Written exercise – Every line of the records below should be restated exactly.

(Figure data in JSON)

——————————

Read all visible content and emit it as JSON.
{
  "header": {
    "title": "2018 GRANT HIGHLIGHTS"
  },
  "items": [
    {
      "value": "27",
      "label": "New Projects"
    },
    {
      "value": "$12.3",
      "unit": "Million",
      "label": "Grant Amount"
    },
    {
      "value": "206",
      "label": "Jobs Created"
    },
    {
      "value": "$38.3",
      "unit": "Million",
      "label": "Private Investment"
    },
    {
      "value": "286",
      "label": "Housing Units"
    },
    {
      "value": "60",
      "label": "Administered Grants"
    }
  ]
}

——————————

Task solution –
Read all visible content and emit it as JSON.
{
  "header": {
    "title": "2018 GRANT HIGHLIGHTS"
  },
  "items": [
    {
      "value": "27",
      "label": "New Projects"
    },
    {
      "value": "$12.3",
      "unit": "Million",
      "label": "Grant Amount"
    },
    {
      "value": "206",
      "label": "Jobs Created"
    },
    {
      "value": "$38.3",
      "unit": "Million",
      "label": "Private Investment"
    },
    {
      "value": "286",
      "label": "Housing Units"
    },
    {
      "value": "60",
      "label": "Administered Grants"
    }
  ]
}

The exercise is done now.